## [DATA SUPPLIED]
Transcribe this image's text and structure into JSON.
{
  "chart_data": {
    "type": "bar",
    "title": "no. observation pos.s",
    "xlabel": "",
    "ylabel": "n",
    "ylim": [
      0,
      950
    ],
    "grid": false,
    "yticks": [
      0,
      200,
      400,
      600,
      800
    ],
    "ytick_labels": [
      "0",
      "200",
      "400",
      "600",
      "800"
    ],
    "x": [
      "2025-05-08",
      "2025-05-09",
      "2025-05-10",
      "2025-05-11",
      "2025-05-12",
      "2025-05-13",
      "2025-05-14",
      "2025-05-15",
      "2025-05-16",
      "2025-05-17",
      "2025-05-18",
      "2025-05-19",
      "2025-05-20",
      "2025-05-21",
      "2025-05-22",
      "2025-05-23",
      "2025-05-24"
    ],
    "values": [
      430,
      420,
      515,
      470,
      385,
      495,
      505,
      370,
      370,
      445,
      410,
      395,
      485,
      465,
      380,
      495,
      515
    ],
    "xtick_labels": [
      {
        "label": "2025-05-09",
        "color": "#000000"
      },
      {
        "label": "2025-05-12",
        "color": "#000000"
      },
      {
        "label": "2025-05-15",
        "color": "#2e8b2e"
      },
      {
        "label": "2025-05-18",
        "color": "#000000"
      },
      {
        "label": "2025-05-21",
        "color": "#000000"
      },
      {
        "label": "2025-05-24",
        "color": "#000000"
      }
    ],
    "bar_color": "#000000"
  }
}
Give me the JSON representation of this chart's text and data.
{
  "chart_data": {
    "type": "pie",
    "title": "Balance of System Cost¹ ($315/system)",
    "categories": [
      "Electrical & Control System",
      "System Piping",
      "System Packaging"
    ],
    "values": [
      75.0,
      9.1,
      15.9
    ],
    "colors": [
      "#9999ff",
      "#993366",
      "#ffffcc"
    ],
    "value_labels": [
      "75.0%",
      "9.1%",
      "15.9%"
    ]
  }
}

## [GIVEN REQUEST]
Write only the number of lines in the records that include the word "text".

## [RESPONSE FOR THIS EXERCISE]
2